> STATED GOAL:
Rewrite everything in the records from the line containing "extracted-label: 抽出済み [97, 322, 141, 335]" down to the line containing "category-hit-songs[interactable]: ヒット曲 [194, 112, 276, 170]", replacing "music-note-icon" with "note-icon" and leaving all else unchanged.

> SUPPLIED INFORMATION:
## START

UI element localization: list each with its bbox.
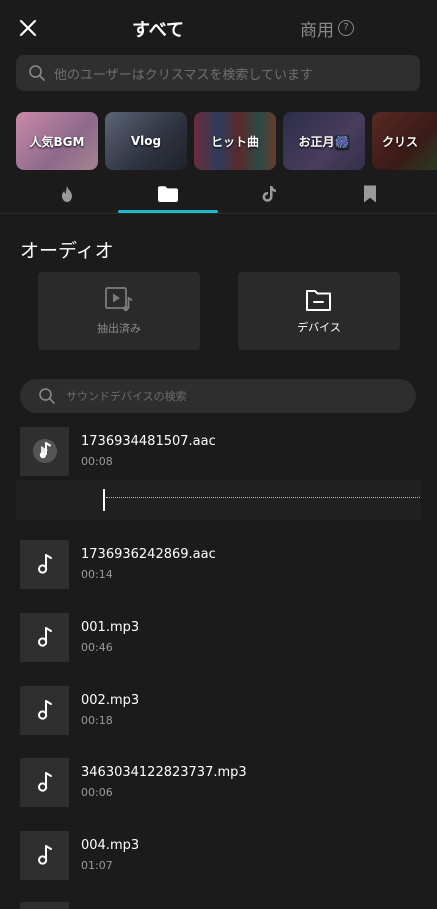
extracted-label: 抽出済み [97, 322, 141, 335]
file-name: 001.mp3 [81, 620, 140, 635]
tab-folder[interactable] [118, 180, 218, 208]
category-popular-bgm[interactable]: 人気BGM [16, 112, 98, 170]
file-thumbnail [20, 757, 69, 807]
tiktok-icon [262, 186, 276, 202]
bookmark-icon [364, 185, 376, 203]
file-duration: 00:18 [81, 714, 113, 727]
file-thumbnail [20, 830, 69, 880]
section-title-audio: オーディオ [20, 240, 114, 262]
file-name: 1736936242869.aac [81, 547, 216, 562]
music-note-icon [37, 554, 52, 574]
audio-file-row[interactable]: 3463034122823737.mp3 00:06 [20, 757, 420, 807]
file-thumbnail [20, 426, 69, 476]
flame-icon [62, 186, 72, 202]
category-new-year[interactable]: お正月🎆 [283, 112, 365, 170]
file-thumbnail [20, 612, 69, 662]
audio-file-row[interactable]: 1736936242869.aac 00:14 [20, 539, 420, 589]
playhead[interactable] [103, 489, 105, 511]
folder-icon [158, 186, 178, 202]
search-placeholder: 他のユーザーはクリスマスを検索しています [54, 67, 313, 83]
audio-file-row[interactable]: 002.mp3 00:18 [20, 685, 420, 735]
tab-selected-indicator [118, 210, 218, 213]
extracted-audio-button[interactable]: 抽出済み [38, 272, 200, 350]
file-name: 002.mp3 [81, 693, 140, 708]
file-name: 1736934481507.aac [81, 434, 216, 449]
file-thumbnail [20, 539, 69, 589]
file-duration: 00:46 [81, 641, 113, 654]
file-thumbnail-partial [20, 902, 69, 909]
extract-video-audio-icon [105, 287, 133, 312]
device-button[interactable]: デバイス [238, 272, 400, 350]
audio-waveform[interactable] [16, 480, 421, 520]
file-duration: 00:14 [81, 568, 113, 581]
music-note-icon [37, 772, 52, 792]
sound-search-placeholder: サウンドデバイスの検索 [66, 390, 187, 403]
audio-file-row[interactable]: 001.mp3 00:46 [20, 612, 420, 662]
sound-search-input[interactable]: サウンドデバイスの検索 [20, 379, 416, 413]
search-input[interactable]: 他のユーザーはクリスマスを検索しています [16, 55, 420, 91]
music-note-icon [37, 845, 52, 865]
audio-file-row[interactable]: 1736934481507.aac 00:08 [20, 426, 420, 476]
tab-bookmark[interactable] [320, 180, 420, 208]
category-hit-songs[interactable]: ヒット曲 [194, 112, 276, 170]
file-duration: 00:06 [81, 786, 113, 799]
search-icon [39, 388, 55, 404]
category-christmas[interactable]: クリス [372, 112, 437, 170]
music-note-playing-icon [32, 439, 57, 463]
commercial-label: 商用 [300, 20, 334, 41]
file-duration: 00:08 [81, 455, 113, 468]
music-note-icon [37, 700, 52, 720]
waveform-line [106, 497, 420, 498]
file-thumbnail [20, 685, 69, 735]
commercial-tab[interactable]: 商用 ? [300, 16, 354, 41]
category-vlog[interactable]: Vlog [105, 112, 187, 170]
music-note-icon [37, 627, 52, 647]
search-icon [29, 65, 45, 81]
tab-divider [0, 213, 437, 214]
page-title: すべて [131, 20, 185, 41]
audio-file-row[interactable]: 004.mp3 01:07 [20, 830, 420, 880]
file-duration: 01:07 [81, 859, 113, 872]
file-name: 3463034122823737.mp3 [81, 765, 247, 780]
tab-trending[interactable] [17, 180, 117, 208]
help-icon[interactable]: ? [338, 20, 354, 36]
tab-tiktok[interactable] [219, 180, 319, 208]
device-label: デバイス [297, 321, 341, 334]
device-folder-icon [306, 290, 331, 311]
file-name: 004.mp3 [81, 838, 140, 853]
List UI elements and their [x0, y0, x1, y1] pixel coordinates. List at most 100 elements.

## END

> THE RESULT:
extracted-label: 抽出済み [97, 322, 141, 335]
file-name: 001.mp3 [81, 620, 140, 635]
tab-folder[interactable] [118, 180, 218, 208]
category-popular-bgm[interactable]: 人気BGM [16, 112, 98, 170]
file-thumbnail [20, 757, 69, 807]
tiktok-icon [262, 186, 276, 202]
bookmark-icon [364, 185, 376, 203]
file-duration: 00:18 [81, 714, 113, 727]
file-thumbnail [20, 830, 69, 880]
section-title-audio: オーディオ [20, 240, 114, 262]
file-name: 1736936242869.aac [81, 547, 216, 562]
note-icon [37, 554, 52, 574]
audio-file-row[interactable]: 3463034122823737.mp3 00:06 [20, 757, 420, 807]
file-thumbnail [20, 426, 69, 476]
flame-icon [62, 186, 72, 202]
category-new-year[interactable]: お正月🎆 [283, 112, 365, 170]
file-thumbnail [20, 612, 69, 662]
audio-file-row[interactable]: 1736936242869.aac 00:14 [20, 539, 420, 589]
playhead[interactable] [103, 489, 105, 511]
folder-icon [158, 186, 178, 202]
search-placeholder: 他のユーザーはクリスマスを検索しています [54, 67, 313, 83]
audio-file-row[interactable]: 002.mp3 00:18 [20, 685, 420, 735]
tab-selected-indicator [118, 210, 218, 213]
extracted-audio-button[interactable]: 抽出済み [38, 272, 200, 350]
file-name: 002.mp3 [81, 693, 140, 708]
file-name: 1736934481507.aac [81, 434, 216, 449]
file-thumbnail [20, 539, 69, 589]
file-duration: 00:46 [81, 641, 113, 654]
file-thumbnail-partial [20, 902, 69, 909]
extract-video-audio-icon [105, 287, 133, 312]
device-button[interactable]: デバイス [238, 272, 400, 350]
audio-waveform[interactable] [16, 480, 421, 520]
file-duration: 00:14 [81, 568, 113, 581]
note-icon [37, 772, 52, 792]
sound-search-placeholder: サウンドデバイスの検索 [66, 390, 187, 403]
audio-file-row[interactable]: 001.mp3 00:46 [20, 612, 420, 662]
sound-search-input[interactable]: サウンドデバイスの検索 [20, 379, 416, 413]
search-input[interactable]: 他のユーザーはクリスマスを検索しています [16, 55, 420, 91]
note-icon [37, 845, 52, 865]
audio-file-row[interactable]: 1736934481507.aac 00:08 [20, 426, 420, 476]
tab-bookmark[interactable] [320, 180, 420, 208]
category-hit-songs[interactable]: ヒット曲 [194, 112, 276, 170]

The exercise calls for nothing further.